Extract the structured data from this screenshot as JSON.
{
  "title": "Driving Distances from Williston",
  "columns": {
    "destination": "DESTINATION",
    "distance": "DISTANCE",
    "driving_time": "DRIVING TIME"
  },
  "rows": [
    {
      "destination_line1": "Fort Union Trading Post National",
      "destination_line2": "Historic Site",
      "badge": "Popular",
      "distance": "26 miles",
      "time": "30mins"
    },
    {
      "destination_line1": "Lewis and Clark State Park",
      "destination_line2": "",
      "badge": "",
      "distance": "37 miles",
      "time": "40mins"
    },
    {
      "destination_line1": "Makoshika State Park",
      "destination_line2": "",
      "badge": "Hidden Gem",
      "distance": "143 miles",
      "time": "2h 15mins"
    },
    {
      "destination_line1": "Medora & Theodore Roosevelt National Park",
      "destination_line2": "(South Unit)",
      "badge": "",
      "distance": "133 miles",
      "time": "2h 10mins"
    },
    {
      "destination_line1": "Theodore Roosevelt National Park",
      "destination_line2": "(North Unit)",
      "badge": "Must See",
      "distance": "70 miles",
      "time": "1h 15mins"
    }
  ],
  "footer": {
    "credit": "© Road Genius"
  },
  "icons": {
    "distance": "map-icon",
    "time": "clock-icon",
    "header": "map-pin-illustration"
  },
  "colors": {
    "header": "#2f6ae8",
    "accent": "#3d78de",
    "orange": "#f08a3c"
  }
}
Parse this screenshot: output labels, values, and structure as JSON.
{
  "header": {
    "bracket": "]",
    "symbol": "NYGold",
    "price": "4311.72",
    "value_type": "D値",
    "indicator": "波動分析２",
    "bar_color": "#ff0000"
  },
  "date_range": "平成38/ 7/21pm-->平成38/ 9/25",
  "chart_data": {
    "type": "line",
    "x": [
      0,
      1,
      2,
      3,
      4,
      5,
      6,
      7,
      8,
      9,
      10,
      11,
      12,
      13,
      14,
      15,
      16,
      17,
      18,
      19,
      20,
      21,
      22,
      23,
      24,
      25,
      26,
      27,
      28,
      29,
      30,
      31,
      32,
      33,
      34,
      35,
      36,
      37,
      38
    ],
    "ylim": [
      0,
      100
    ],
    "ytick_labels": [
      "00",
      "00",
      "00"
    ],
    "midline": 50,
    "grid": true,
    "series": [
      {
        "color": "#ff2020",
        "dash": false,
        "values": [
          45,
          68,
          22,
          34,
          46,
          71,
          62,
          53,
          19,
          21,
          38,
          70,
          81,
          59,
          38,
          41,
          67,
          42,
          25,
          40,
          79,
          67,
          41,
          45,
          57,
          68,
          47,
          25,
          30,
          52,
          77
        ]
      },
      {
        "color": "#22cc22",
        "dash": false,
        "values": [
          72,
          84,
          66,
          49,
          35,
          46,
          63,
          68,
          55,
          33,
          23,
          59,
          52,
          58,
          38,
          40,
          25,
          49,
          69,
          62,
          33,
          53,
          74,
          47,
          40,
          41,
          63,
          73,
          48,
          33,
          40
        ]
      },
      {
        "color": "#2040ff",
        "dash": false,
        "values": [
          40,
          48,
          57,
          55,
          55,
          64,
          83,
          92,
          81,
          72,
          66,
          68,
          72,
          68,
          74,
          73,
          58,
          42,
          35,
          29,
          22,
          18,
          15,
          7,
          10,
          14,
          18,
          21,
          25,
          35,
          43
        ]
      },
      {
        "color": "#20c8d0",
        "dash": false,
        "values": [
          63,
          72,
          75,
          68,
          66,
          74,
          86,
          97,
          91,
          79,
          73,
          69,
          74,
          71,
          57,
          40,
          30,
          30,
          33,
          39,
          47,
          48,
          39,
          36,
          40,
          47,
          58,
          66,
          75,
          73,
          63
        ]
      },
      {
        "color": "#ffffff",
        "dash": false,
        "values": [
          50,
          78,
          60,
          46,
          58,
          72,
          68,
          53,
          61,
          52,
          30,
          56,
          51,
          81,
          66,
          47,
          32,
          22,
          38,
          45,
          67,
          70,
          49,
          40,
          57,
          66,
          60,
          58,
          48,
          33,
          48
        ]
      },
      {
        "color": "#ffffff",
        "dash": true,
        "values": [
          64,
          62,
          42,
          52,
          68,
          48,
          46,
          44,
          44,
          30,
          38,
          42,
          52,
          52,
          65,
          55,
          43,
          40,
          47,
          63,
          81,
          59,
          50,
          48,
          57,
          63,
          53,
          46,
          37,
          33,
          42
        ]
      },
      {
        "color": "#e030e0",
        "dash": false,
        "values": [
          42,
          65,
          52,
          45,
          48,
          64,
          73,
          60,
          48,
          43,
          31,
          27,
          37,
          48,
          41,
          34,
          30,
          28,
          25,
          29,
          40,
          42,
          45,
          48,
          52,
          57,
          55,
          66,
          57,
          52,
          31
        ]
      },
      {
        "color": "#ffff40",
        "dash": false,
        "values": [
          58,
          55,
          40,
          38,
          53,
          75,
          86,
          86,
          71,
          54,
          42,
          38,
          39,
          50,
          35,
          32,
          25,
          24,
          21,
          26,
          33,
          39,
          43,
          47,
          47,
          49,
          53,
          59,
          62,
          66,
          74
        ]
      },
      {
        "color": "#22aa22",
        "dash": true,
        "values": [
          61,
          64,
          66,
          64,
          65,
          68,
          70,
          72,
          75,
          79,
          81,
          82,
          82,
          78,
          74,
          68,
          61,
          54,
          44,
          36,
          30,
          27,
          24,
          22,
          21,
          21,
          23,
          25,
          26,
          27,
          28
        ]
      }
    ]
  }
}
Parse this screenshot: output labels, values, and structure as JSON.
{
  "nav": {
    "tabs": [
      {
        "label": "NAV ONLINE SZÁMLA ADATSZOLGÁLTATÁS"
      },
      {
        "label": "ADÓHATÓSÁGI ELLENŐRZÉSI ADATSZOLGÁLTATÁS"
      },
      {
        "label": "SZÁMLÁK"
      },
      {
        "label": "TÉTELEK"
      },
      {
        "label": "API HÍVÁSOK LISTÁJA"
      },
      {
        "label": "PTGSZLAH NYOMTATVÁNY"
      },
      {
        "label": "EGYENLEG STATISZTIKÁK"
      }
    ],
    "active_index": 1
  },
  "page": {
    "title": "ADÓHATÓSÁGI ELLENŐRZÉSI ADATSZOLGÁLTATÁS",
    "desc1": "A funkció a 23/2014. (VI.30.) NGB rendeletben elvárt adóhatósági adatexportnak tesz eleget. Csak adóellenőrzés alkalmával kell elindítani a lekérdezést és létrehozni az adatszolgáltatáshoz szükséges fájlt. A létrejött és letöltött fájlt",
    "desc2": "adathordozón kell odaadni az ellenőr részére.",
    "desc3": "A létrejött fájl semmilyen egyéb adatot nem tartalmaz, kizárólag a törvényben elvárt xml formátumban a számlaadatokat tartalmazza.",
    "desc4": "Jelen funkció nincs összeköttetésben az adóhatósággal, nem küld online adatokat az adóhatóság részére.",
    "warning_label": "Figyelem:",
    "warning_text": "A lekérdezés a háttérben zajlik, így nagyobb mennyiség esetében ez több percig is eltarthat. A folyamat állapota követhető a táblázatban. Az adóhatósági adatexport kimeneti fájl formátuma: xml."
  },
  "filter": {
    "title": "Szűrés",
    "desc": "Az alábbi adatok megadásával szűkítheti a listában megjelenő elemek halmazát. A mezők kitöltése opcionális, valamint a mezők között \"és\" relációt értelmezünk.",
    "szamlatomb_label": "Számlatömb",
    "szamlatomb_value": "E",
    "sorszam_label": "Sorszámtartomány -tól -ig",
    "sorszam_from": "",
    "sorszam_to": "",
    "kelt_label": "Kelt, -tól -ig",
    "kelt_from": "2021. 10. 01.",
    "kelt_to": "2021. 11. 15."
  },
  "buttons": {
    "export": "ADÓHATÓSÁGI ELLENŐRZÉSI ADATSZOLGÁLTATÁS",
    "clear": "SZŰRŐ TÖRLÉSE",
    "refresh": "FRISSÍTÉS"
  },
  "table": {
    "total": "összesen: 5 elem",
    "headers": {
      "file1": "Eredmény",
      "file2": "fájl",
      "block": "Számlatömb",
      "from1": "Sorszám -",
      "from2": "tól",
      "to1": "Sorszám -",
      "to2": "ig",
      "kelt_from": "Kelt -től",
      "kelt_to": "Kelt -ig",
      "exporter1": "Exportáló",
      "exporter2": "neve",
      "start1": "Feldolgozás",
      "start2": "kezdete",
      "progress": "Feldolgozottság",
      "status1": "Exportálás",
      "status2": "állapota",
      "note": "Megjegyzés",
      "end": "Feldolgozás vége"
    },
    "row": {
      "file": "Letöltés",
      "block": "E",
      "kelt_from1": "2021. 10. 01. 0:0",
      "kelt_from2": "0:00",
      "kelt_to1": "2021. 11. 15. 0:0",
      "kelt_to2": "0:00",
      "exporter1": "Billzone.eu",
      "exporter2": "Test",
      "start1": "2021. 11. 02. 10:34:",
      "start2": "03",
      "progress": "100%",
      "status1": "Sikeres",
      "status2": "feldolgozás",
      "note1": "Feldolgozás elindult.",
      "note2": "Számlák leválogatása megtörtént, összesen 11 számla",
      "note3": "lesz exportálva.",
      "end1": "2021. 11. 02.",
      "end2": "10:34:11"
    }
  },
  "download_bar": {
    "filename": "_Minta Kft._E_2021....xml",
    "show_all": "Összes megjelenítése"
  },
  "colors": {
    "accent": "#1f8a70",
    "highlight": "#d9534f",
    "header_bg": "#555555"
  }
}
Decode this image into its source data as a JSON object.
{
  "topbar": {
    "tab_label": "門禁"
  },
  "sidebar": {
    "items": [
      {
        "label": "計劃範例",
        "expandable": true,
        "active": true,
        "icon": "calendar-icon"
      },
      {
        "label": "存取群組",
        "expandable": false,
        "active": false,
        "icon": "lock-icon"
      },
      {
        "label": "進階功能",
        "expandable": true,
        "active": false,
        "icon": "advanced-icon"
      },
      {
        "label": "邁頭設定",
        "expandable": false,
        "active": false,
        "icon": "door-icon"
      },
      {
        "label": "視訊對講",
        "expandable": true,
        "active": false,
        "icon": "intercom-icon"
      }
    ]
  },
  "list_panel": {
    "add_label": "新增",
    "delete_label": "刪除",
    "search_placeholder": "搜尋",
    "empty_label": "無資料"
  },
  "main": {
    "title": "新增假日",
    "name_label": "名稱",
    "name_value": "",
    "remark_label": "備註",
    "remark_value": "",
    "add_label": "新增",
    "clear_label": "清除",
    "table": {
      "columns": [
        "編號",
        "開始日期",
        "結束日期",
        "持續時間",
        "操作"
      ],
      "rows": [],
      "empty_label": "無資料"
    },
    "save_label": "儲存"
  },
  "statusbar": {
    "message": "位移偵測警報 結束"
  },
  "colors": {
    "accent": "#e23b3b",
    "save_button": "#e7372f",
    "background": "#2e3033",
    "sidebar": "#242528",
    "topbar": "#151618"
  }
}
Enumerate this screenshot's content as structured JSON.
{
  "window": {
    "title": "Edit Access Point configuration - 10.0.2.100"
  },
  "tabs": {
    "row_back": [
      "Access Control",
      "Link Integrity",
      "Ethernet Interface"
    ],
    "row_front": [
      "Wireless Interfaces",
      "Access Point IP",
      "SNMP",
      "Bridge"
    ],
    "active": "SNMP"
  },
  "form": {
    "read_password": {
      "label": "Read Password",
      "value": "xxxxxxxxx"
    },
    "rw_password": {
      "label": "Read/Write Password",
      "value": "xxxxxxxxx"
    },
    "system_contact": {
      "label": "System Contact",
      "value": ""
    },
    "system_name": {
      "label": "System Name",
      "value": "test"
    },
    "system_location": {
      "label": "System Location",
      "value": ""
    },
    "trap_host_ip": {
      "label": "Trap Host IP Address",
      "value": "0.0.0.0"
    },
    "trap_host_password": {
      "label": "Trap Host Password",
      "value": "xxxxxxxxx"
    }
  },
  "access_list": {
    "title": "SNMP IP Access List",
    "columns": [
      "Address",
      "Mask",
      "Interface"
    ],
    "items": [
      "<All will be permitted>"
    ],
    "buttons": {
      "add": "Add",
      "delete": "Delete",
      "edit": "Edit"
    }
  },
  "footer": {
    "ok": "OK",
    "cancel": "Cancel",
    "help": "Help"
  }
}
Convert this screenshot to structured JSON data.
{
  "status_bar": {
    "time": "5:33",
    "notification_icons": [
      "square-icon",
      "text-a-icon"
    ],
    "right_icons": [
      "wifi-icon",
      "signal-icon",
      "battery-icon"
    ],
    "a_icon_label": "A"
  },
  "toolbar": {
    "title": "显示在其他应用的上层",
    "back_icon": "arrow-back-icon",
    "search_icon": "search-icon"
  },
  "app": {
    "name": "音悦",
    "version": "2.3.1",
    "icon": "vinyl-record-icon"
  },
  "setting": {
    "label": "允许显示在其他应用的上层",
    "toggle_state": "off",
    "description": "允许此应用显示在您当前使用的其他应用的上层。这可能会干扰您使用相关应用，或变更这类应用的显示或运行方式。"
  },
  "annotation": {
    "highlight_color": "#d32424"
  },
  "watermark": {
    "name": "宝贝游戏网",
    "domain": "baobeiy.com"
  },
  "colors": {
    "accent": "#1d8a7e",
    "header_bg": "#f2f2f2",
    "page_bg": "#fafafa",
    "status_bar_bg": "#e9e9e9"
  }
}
........
• [Task]: Print the line containing "Convert this screenshot" and every line after it to the end of the records above, exactly as written, and nothing else.

• [Full answer]:
Convert this screenshot to structured JSON data.
{
  "status_bar": {
    "time": "5:33",
    "notification_icons": [
      "square-icon",
      "text-a-icon"
    ],
    "right_icons": [
      "wifi-icon",
      "signal-icon",
      "battery-icon"
    ],
    "a_icon_label": "A"
  },
  "toolbar": {
    "title": "显示在其他应用的上层",
    "back_icon": "arrow-back-icon",
    "search_icon": "search-icon"
  },
  "app": {
    "name": "音悦",
    "version": "2.3.1",
    "icon": "vinyl-record-icon"
  },
  "setting": {
    "label": "允许显示在其他应用的上层",
    "toggle_state": "off",
    "description": "允许此应用显示在您当前使用的其他应用的上层。这可能会干扰您使用相关应用，或变更这类应用的显示或运行方式。"
  },
  "annotation": {
    "highlight_color": "#d32424"
  },
  "watermark": {
    "name": "宝贝游戏网",
    "domain": "baobeiy.com"
  },
  "colors": {
    "accent": "#1d8a7e",
    "header_bg": "#f2f2f2",
    "page_bg": "#fafafa",
    "status_bar_bg": "#e9e9e9"
  }
}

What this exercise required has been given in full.